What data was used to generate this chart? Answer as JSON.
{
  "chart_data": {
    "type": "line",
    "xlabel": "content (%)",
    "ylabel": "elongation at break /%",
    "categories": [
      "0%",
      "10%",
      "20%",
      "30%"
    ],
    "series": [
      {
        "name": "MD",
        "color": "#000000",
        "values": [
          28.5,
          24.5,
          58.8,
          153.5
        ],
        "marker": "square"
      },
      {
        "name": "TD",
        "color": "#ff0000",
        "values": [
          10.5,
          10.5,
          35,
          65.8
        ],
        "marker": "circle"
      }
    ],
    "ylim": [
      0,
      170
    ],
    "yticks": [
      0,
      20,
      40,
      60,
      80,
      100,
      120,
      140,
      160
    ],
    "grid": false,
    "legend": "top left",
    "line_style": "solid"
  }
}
++++++
## To do
Quote the entire listing above exactly.

## Output of the task
What data was used to generate this chart? Answer as JSON.
{
  "chart_data": {
    "type": "line",
    "xlabel": "content (%)",
    "ylabel": "elongation at break /%",
    "categories": [
      "0%",
      "10%",
      "20%",
      "30%"
    ],
    "series": [
      {
        "name": "MD",
        "color": "#000000",
        "values": [
          28.5,
          24.5,
          58.8,
          153.5
        ],
        "marker": "square"
      },
      {
        "name": "TD",
        "color": "#ff0000",
        "values": [
          10.5,
          10.5,
          35,
          65.8
        ],
        "marker": "circle"
      }
    ],
    "ylim": [
      0,
      170
    ],
    "yticks": [
      0,
      20,
      40,
      60,
      80,
      100,
      120,
      140,
      160
    ],
    "grid": false,
    "legend": "top left",
    "line_style": "solid"
  }
}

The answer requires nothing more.